**Job**
The lines to be copied run from the one containing "Output the text content of this document." to the end of the material below; reproduce them exactly, including both ends, and nothing more.

□ □ □ □ □ □ □

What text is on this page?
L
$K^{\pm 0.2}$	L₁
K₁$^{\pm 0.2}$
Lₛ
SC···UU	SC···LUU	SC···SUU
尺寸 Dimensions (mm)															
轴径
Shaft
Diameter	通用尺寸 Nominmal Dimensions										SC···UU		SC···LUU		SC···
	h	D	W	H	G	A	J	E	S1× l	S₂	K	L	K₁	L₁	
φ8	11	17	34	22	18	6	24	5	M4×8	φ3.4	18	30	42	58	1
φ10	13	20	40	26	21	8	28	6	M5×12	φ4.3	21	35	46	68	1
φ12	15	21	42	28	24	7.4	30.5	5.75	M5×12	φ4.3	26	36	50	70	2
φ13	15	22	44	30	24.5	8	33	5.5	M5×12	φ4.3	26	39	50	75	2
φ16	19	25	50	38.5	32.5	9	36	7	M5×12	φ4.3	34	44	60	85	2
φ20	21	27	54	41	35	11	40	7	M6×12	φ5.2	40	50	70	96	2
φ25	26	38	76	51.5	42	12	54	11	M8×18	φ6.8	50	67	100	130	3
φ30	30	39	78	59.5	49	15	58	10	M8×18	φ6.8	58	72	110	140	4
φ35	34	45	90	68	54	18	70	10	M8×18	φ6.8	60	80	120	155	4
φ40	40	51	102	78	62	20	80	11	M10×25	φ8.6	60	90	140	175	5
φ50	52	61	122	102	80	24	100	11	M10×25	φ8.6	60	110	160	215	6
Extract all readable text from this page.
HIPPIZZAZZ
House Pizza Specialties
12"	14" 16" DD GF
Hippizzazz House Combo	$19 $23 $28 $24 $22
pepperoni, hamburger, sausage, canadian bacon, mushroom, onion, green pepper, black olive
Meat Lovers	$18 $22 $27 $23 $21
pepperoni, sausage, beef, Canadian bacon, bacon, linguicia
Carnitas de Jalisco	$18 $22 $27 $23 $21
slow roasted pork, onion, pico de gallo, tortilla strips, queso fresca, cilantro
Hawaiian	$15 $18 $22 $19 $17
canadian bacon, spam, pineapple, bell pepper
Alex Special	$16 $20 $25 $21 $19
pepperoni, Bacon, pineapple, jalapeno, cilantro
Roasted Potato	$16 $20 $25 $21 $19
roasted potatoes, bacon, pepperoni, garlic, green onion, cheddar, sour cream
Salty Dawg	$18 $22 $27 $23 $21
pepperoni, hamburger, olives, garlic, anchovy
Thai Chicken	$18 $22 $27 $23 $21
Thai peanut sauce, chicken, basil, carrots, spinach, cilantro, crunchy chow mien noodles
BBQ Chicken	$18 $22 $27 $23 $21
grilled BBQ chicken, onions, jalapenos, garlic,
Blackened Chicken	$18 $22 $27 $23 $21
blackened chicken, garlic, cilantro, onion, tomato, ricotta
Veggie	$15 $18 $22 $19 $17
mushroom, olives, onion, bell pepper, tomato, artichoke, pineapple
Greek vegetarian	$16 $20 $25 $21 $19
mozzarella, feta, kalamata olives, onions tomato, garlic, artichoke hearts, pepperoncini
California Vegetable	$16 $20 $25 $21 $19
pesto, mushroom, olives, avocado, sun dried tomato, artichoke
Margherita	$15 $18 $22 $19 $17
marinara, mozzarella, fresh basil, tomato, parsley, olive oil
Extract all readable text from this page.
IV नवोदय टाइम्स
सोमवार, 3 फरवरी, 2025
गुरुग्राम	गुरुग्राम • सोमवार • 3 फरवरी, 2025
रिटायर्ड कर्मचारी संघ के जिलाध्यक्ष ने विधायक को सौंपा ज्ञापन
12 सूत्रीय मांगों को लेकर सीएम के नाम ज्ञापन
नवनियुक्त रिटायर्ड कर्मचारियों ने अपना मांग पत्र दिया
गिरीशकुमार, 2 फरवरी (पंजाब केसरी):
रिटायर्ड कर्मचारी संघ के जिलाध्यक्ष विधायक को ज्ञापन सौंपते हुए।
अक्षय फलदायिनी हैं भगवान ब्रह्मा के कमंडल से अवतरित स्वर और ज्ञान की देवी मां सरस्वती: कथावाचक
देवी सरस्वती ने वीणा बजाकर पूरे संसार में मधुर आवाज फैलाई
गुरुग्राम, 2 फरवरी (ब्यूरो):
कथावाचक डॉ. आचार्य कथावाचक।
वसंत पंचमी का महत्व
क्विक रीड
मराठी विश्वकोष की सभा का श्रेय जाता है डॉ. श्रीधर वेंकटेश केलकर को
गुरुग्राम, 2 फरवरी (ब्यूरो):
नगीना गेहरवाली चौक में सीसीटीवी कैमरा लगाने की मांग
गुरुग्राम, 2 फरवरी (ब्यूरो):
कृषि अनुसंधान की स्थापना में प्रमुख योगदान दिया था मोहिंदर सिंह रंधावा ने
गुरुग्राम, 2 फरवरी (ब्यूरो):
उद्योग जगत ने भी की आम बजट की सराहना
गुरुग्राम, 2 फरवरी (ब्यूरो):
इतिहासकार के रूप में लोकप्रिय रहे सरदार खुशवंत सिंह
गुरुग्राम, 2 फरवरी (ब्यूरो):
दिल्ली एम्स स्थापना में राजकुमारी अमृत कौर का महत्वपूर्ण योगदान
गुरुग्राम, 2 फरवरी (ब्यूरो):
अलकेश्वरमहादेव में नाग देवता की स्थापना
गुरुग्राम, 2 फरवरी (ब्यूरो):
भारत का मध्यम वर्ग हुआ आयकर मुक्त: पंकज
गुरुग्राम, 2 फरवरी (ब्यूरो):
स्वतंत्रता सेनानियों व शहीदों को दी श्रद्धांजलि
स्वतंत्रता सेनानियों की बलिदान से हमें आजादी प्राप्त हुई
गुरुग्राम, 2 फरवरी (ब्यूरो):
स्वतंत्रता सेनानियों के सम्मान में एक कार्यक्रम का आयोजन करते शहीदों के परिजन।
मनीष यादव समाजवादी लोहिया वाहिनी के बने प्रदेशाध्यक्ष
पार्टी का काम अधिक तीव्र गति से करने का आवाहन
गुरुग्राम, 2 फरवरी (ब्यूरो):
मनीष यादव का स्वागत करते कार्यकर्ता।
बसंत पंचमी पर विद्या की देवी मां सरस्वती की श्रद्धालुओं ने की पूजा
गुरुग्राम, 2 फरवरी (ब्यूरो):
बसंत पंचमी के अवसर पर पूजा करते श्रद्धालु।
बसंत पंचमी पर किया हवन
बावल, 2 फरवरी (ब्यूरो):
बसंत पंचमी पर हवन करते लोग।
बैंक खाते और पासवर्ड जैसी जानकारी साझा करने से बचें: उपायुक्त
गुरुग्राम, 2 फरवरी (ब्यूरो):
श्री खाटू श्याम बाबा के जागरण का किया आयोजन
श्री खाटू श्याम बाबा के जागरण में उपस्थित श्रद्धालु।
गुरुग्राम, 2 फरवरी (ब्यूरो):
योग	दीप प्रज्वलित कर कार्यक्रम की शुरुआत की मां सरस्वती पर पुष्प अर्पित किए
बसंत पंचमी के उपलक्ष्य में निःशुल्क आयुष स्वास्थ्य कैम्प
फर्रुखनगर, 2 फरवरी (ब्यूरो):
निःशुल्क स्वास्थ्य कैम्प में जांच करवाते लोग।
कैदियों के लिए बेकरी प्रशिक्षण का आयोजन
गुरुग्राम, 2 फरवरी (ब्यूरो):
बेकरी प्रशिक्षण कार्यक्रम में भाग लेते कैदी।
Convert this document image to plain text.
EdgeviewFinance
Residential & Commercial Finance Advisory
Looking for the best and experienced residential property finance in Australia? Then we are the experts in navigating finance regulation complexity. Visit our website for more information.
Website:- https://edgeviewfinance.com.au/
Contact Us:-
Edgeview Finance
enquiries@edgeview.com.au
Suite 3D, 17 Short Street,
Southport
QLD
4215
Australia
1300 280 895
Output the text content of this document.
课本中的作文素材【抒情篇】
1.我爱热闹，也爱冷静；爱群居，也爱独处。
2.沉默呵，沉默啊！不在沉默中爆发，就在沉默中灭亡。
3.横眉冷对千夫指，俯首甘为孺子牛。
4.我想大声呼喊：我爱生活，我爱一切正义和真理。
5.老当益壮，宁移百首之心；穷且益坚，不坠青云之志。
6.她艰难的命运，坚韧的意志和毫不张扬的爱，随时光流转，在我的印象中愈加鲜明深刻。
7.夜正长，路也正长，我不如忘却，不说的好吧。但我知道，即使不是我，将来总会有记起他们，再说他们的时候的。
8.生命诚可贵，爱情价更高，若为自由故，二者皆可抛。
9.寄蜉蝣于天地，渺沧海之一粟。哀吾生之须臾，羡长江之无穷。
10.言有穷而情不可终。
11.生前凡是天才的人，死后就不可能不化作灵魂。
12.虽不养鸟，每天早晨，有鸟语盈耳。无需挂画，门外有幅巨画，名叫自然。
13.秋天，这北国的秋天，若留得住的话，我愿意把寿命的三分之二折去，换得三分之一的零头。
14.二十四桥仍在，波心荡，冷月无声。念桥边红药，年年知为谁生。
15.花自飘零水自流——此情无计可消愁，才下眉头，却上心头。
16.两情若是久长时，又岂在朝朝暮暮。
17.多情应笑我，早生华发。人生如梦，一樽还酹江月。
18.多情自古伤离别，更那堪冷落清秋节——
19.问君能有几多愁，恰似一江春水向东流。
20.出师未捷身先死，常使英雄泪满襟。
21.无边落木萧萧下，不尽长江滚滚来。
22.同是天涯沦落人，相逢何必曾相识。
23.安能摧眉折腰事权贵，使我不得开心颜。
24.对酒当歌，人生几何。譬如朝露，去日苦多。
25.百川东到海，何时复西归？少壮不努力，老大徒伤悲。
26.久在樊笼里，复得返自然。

□ □ □ □ □ □ □

**Written response**
Output the text content of this document.
课本中的作文素材【抒情篇】
1.我爱热闹，也爱冷静；爱群居，也爱独处。
2.沉默呵，沉默啊！不在沉默中爆发，就在沉默中灭亡。
3.横眉冷对千夫指，俯首甘为孺子牛。
4.我想大声呼喊：我爱生活，我爱一切正义和真理。
5.老当益壮，宁移百首之心；穷且益坚，不坠青云之志。
6.她艰难的命运，坚韧的意志和毫不张扬的爱，随时光流转，在我的印象中愈加鲜明深刻。
7.夜正长，路也正长，我不如忘却，不说的好吧。但我知道，即使不是我，将来总会有记起他们，再说他们的时候的。
8.生命诚可贵，爱情价更高，若为自由故，二者皆可抛。
9.寄蜉蝣于天地，渺沧海之一粟。哀吾生之须臾，羡长江之无穷。
10.言有穷而情不可终。
11.生前凡是天才的人，死后就不可能不化作灵魂。
12.虽不养鸟，每天早晨，有鸟语盈耳。无需挂画，门外有幅巨画，名叫自然。
13.秋天，这北国的秋天，若留得住的话，我愿意把寿命的三分之二折去，换得三分之一的零头。
14.二十四桥仍在，波心荡，冷月无声。念桥边红药，年年知为谁生。
15.花自飘零水自流——此情无计可消愁，才下眉头，却上心头。
16.两情若是久长时，又岂在朝朝暮暮。
17.多情应笑我，早生华发。人生如梦，一樽还酹江月。
18.多情自古伤离别，更那堪冷落清秋节——
19.问君能有几多愁，恰似一江春水向东流。
20.出师未捷身先死，常使英雄泪满襟。
21.无边落木萧萧下，不尽长江滚滚来。
22.同是天涯沦落人，相逢何必曾相识。
23.安能摧眉折腰事权贵，使我不得开心颜。
24.对酒当歌，人生几何。譬如朝露，去日苦多。
25.百川东到海，何时复西归？少壮不努力，老大徒伤悲。
26.久在樊笼里，复得返自然。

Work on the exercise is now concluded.